VORLIEGENDER TEXT ->
• • •

Das ich diese sensationelle Reise und all diese unvergesslichen Erfahrungen machen konnte und das alles so rund gelaufen ist, erfüllt mich nach wie vor mit Dankbarkeit, Demut und Glück. Und manchmal auch mit Fassungslosigkeit im positiven Sinne.

 

Fassungslos bin ich allerdings auch darüber, WIE rasend schnell die Zeit verging. Viel zu schnell… Hatte ich vor der Reise noch damit gerechnet, dass ich es nach einem Jahr inner Hängematte kaum erwarten kann, wieder nach Hause zu kommen und arbeiten zu gehen, hat mir das mir nie langweilig werdende Vagabunden-Leben so gut gefallen, dass ich noch ein ganzes Weilchen hätte weitermachen können.

 

Bis auf die eine Reisemüdigkeits-Phase kurz nach der Halbzeit, war ich voll dabei. Die meiste Zeit war ich mir der Besonderheiten voll bewusst und in der Lage, mich für die großen und vor allem für die kleinen Schönheiten und Wunder unserer Welt zu begeistern. Doch ja, manchmal fühlte es sich auch wie Alltag an und ich musste mich selbst daran erinnern, was ich da eigentlich grad krasses erlebe oder an was für einen einzigartigen Ort ich meine Decke ausbreite. Wenn mir dann wieder klar wurde, wie abgefahren das ist, hat es mich manchmal echt umgehauen. Und wie oft ich von einer Welle voller Glücksgefühlen durchströmt wurde, oh man wenn ich die Augen schliesse, kann ich es wieder fühlen.

• • •

AUFGABE 1 ->
Beantworte drei Fragen zum Reiserückblick:
(a) Womit hatte die schreibende Person vor der Reise gerechnet?
(b) Wann trat die Phase der Reisemüdigkeit auf?
(c) Mit welchen drei Gefühlen erfüllt die Reise die schreibende Person nach wie vor?
AUFGABE 2 -> Fasse den Absatz des Reiserückblicks, der mit „Bis auf die eine Reisemüdigkeits-Phase“ beginnt, als knappe Stichpunktliste zusammen.
AUFGABE 3 -> Schreib den Reiserückblick im gleichen Ton weiter, beginnend nach dem letzten Satz.

Einträge eines Datensatzes ->
• • •

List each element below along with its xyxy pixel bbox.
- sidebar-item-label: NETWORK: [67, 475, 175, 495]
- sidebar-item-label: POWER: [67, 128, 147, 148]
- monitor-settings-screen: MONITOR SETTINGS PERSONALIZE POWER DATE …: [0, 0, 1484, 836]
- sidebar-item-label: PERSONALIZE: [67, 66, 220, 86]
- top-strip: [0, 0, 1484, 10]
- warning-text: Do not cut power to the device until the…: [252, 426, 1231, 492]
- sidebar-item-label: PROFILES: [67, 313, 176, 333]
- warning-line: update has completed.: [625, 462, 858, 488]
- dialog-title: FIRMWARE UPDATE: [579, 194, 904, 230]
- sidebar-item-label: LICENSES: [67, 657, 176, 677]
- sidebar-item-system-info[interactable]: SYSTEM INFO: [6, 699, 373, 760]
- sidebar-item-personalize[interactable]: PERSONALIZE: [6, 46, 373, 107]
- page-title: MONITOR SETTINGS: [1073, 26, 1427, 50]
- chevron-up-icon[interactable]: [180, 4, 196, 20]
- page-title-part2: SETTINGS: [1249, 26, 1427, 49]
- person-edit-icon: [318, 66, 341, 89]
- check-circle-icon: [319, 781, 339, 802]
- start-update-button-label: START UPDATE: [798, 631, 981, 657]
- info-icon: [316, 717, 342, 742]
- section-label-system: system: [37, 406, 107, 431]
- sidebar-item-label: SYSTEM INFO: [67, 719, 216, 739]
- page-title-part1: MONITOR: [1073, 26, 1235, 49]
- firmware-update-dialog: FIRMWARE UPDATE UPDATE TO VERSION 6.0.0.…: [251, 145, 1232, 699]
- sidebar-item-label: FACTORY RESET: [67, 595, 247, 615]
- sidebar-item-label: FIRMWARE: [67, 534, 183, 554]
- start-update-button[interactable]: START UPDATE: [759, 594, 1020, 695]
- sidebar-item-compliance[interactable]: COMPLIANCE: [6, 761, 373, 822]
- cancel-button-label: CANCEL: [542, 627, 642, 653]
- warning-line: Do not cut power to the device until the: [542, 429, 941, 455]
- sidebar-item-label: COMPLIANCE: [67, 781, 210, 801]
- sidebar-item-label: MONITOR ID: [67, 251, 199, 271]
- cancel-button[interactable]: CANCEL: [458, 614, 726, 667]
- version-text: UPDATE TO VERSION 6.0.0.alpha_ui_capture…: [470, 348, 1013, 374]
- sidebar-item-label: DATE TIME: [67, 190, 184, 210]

• • •

ANTWORT 1 ->
(a) Damit, es nach einem Jahr in der Hängematte kaum erwarten zu können, wieder nach Hause zu kommen und arbeiten zu gehen.
(b) Kurz nach der Halbzeit.
(c) Mit Dankbarkeit, Demut und Glück.

ANTWORT 2 ->
- Abgesehen von einer Phase der Reisemüdigkeit kurz nach der Halbzeit war die schreibende Person voll dabei.
- Meist war ihr das Besondere bewusst, und sie konnte sich für die großen und kleinen Schönheiten und Wunder der Welt begeistern.
- Manchmal fühlte sich die Reise wie Alltag an, und sie musste sich das Erlebte und die einzigartigen Orte bewusst machen.
- Wurde ihr das klar, hat es sie manchmal umgehauen.
- Oft durchströmte sie eine Welle von Glücksgefühlen, die sie mit geschlossenen Augen wieder spüren kann.

ANTWORT 3 ->
 

Unvergesslich sind auch die Begegnungen und nachhallenden Gespräche mit außergewöhnlichen Menschen - Einheimische wie Backpacker. Mit einigen stehe ich immer noch in Kontakt, es gab sogar schon erste Wiedersehen und weitere sind in Planung. Und als wäre die Reise nich schon Highlight genug, habe ich sogar gute Freunde als immerwährendes Souvenir gewonnen.

 

Zu tun hatte ich manches Mal mit den starken Kontrasten. Da läuft man entlang eines Prachtboulevard oder betrachtet gigantische Luxusyachten, um dann direkt daneben die in Armut lebenden und oft richtig hart arbeitenden Menschen zu erblicken. Das erdete mich jedes Mal und macht mich demütig und dankbar dafür, dass es mir so gut geht und ich in eine Wohlstandsgesellschaft hineingeboren wurde, die ganze Welt bereisen kann (während viele Locals, die ich getroffen hatte, noch nie ihren Heimatort verlassen haben) sowie ein selbstbestimmtes Leben leben darf. Einfach so, ohne dass ich dafür etwas leisten musste. Deshalb war es mir schon immer ein Bedürfnis, ein wenig zurückzugeben in Form verschiedener Ehrenämter aber das reicht mir nicht mehr, ich möchte mein tägliches Tun, den Job inbegriffen, mit mehr Sinnhaftigkeit prägen. Die Chance habe ich nun durch einen Aufgabenwechsel innerhalb der Firma bekommen, mal schauen, ob das ausreicht.  

 

Zu schaffen machten mir auch die extreme Vermüllung allerorts, die Ozeane inbegriffen, und das völlig fehlende Verständnis für Naturschutz sowohl in Südostasien als auch in Südamerika. Und leider habe ich, aus Mangel an Alternativen, mit meinen auf die 14 Monate hochgerechnet bestimmt mehr als 100 gekauften Plastikflaschen zu einer weiteren Verschmutzung beigetragen. Deshalb schaue ich nun verstärkt nach Projekten, die sich mit diesen Themen beschäftigen, um durch Mithilfe oder Geldspenden eine klitzekleine Wiedergutmachung leisten zu können. Wenn Ihr tolle Initiativen kennt, ich bin dankbar für jeden Tipp.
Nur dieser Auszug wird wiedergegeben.